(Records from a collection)
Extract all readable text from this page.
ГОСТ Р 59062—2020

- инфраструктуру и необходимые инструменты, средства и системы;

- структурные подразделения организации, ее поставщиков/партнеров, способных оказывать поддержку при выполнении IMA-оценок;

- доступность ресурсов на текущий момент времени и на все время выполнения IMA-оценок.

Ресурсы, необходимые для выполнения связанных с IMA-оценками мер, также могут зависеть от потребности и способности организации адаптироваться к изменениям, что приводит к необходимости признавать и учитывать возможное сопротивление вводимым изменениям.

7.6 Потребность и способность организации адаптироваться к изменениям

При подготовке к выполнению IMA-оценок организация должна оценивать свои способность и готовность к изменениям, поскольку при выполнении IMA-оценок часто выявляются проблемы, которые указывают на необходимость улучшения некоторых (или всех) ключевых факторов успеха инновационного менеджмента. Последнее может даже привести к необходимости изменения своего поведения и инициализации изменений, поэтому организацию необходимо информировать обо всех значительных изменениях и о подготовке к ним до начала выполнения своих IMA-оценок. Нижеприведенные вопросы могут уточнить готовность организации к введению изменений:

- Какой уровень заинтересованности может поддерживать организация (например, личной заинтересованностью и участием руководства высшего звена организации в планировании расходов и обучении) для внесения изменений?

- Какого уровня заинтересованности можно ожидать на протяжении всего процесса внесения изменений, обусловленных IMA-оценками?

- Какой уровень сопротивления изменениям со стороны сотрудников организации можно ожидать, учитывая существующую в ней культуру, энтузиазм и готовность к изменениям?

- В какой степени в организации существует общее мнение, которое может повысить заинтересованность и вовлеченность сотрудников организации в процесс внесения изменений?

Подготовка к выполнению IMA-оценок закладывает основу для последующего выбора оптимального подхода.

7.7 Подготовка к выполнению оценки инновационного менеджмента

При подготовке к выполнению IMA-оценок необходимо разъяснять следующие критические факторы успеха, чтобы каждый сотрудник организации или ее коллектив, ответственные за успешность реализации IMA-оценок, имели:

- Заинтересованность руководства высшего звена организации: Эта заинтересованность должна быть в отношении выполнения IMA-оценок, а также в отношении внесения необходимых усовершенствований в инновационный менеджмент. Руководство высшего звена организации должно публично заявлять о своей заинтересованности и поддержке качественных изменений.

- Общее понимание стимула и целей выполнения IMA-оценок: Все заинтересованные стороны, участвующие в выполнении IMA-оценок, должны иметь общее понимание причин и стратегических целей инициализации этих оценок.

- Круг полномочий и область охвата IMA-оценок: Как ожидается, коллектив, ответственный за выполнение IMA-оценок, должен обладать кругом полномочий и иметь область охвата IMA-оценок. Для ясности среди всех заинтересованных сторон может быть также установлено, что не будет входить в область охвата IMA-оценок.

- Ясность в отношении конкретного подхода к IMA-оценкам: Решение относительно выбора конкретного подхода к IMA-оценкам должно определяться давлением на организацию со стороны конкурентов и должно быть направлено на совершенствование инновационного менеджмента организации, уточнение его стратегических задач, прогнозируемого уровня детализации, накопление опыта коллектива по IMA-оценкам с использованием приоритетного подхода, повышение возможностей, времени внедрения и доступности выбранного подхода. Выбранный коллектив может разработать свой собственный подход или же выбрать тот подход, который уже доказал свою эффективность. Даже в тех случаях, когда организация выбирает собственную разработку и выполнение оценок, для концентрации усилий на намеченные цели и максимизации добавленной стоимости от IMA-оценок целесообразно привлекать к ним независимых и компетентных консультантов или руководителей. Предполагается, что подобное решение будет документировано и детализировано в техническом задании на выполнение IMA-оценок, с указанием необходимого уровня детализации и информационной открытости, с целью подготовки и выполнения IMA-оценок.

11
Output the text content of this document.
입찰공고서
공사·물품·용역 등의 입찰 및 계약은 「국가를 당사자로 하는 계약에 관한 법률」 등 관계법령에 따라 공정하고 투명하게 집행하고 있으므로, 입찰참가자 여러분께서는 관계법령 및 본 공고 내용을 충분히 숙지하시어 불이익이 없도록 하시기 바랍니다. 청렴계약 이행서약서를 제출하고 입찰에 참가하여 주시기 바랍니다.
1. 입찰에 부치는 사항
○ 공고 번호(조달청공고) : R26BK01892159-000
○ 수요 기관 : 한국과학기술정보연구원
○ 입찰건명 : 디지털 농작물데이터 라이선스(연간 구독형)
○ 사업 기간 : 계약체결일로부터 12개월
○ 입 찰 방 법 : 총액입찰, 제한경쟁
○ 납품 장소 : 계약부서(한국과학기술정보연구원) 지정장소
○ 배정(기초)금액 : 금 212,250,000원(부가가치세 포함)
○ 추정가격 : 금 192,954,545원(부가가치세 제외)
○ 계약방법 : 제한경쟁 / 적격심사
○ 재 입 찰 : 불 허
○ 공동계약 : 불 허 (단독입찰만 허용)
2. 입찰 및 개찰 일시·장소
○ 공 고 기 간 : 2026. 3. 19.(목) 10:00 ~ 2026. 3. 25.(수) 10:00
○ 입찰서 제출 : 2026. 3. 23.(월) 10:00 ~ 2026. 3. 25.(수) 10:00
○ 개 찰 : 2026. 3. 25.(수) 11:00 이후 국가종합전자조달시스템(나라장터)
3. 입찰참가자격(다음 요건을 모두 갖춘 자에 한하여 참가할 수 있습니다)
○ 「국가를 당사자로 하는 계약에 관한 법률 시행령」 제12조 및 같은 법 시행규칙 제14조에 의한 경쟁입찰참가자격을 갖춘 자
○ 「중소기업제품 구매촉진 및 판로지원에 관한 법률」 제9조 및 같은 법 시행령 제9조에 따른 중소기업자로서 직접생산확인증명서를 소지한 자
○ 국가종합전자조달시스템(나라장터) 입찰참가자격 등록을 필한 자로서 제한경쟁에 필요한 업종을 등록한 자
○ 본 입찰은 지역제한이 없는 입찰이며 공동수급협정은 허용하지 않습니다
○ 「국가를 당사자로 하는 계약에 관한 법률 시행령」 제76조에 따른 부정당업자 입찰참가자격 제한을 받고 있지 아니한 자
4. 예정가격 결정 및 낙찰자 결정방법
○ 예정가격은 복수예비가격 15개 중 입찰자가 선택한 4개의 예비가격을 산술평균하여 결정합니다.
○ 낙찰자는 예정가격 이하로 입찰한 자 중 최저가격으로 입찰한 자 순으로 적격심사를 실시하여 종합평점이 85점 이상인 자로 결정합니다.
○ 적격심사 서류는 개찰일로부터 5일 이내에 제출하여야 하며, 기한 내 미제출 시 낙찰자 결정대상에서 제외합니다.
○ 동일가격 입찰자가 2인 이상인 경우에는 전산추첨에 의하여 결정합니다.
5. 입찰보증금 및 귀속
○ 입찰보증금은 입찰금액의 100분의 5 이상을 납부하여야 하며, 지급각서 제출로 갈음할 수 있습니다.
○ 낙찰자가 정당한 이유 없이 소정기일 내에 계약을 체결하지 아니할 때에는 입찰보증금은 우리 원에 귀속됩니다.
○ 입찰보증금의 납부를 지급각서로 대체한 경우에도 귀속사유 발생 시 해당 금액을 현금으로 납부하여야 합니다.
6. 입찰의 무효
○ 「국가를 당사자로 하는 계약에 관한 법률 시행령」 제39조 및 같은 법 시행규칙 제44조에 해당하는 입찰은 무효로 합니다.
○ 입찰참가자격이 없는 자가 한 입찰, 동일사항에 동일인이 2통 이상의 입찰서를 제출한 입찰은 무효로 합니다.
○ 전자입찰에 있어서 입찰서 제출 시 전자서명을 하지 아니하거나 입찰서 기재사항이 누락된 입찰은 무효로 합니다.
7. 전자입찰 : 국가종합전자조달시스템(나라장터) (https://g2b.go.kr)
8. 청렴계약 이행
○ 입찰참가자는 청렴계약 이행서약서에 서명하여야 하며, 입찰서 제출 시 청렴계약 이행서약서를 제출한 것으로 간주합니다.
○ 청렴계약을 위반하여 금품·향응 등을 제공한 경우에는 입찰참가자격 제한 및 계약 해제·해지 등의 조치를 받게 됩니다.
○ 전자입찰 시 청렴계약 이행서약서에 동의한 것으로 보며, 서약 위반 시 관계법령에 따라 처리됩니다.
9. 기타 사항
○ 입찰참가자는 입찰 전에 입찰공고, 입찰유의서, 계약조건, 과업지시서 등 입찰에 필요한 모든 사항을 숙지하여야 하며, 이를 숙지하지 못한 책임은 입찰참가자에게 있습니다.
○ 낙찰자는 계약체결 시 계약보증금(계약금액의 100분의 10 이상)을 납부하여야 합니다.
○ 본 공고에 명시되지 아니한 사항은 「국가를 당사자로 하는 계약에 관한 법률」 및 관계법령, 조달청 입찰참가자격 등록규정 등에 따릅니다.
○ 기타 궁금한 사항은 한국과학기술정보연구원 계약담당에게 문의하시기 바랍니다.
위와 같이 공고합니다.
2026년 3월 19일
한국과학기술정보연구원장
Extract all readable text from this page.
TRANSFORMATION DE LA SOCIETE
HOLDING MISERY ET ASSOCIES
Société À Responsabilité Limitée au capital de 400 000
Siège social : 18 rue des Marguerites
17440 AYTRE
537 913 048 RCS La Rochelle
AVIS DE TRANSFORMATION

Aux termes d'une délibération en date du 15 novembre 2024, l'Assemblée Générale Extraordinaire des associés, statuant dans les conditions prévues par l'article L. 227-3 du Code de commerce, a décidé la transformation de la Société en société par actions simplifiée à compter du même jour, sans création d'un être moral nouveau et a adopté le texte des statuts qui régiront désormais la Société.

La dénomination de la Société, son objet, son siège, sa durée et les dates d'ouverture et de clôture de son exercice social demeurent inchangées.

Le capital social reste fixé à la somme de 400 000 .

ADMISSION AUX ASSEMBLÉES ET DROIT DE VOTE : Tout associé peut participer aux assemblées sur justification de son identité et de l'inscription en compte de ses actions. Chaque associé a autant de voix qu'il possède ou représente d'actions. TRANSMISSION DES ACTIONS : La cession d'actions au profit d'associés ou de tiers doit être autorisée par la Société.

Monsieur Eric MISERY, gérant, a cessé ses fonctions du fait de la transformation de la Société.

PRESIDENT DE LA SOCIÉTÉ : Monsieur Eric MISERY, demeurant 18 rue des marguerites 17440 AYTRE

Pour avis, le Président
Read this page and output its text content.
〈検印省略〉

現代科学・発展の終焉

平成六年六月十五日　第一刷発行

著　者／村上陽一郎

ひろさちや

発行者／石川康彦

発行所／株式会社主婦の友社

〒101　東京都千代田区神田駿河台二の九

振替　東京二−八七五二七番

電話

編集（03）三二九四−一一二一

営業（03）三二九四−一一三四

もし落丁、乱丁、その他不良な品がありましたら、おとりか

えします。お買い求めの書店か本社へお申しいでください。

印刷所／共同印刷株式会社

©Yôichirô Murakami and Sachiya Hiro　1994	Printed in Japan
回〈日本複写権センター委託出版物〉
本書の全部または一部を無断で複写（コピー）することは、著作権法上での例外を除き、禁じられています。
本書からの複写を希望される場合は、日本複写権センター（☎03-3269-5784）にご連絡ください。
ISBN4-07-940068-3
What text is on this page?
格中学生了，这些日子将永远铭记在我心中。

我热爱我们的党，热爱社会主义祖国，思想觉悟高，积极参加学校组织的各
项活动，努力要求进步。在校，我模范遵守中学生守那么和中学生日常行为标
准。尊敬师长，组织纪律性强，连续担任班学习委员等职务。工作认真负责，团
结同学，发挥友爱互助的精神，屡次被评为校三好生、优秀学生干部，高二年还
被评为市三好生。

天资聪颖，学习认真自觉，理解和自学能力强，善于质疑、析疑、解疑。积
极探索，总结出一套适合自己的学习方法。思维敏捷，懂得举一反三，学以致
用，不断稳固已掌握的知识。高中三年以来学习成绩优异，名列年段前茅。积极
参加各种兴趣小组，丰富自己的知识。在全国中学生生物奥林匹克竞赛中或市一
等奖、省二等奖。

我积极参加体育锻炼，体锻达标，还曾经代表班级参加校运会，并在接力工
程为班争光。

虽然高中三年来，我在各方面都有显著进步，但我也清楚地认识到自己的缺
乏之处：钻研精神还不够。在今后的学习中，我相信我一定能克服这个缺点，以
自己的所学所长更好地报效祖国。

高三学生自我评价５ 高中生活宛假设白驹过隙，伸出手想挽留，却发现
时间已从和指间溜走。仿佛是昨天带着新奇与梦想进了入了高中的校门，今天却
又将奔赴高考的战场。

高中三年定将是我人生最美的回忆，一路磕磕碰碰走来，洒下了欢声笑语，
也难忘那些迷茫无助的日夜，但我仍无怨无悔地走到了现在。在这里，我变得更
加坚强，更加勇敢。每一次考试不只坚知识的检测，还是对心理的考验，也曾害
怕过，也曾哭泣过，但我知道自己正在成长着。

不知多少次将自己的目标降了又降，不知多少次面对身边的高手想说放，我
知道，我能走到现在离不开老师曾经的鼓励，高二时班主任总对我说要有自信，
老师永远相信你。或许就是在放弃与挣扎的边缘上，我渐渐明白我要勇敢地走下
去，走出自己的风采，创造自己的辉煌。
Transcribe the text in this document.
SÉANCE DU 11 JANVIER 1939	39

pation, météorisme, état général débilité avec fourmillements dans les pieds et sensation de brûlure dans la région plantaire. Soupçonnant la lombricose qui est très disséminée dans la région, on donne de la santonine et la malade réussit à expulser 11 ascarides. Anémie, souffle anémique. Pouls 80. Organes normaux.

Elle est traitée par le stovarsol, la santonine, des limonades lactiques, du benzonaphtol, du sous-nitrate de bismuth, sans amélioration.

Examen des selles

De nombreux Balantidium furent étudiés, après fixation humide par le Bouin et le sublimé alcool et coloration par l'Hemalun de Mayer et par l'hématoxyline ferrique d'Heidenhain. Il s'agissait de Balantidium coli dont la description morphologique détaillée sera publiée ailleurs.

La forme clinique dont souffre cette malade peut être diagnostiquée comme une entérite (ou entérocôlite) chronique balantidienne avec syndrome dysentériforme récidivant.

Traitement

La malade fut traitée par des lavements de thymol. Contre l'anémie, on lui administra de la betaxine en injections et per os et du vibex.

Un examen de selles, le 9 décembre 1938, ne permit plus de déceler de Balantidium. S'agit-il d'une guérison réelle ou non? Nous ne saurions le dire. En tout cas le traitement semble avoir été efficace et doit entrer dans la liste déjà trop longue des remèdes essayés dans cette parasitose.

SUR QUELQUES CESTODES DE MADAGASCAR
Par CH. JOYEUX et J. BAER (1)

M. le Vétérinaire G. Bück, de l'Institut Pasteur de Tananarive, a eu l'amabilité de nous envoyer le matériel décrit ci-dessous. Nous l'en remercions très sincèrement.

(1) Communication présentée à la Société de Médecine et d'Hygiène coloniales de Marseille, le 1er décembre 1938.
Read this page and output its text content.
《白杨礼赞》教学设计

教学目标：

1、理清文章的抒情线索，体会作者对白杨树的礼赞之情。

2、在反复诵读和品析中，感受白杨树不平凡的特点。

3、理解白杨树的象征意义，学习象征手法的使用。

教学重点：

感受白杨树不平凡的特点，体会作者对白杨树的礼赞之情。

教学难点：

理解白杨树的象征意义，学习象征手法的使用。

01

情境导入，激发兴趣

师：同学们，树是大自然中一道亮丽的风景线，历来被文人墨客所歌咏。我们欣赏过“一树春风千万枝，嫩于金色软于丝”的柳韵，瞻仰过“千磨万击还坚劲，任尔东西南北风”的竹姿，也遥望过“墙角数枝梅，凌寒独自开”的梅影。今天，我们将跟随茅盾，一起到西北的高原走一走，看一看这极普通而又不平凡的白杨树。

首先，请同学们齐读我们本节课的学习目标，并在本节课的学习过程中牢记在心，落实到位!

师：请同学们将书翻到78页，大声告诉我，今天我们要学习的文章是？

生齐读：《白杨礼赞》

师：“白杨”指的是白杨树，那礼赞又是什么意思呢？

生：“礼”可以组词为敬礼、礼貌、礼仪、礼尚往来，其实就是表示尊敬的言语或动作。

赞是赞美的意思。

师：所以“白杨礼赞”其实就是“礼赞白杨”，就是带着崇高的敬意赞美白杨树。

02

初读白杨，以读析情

▸ Required work
Collect every line with the string "иметь" from the records, and copy each.

▸ Result for this exercise
- Общее понимание стимула и целей выполнения IMA-оценок: Все заинтересованные стороны, участвующие в выполнении IMA-оценок, должны иметь общее понимание причин и стратегических целей инициализации этих оценок.
- Круг полномочий и область охвата IMA-оценок: Как ожидается, коллектив, ответственный за выполнение IMA-оценок, должен обладать кругом полномочий и иметь область охвата IMA-оценок. Для ясности среди всех заинтересованных сторон может быть также установлено, что не будет входить в область охвата IMA-оценок.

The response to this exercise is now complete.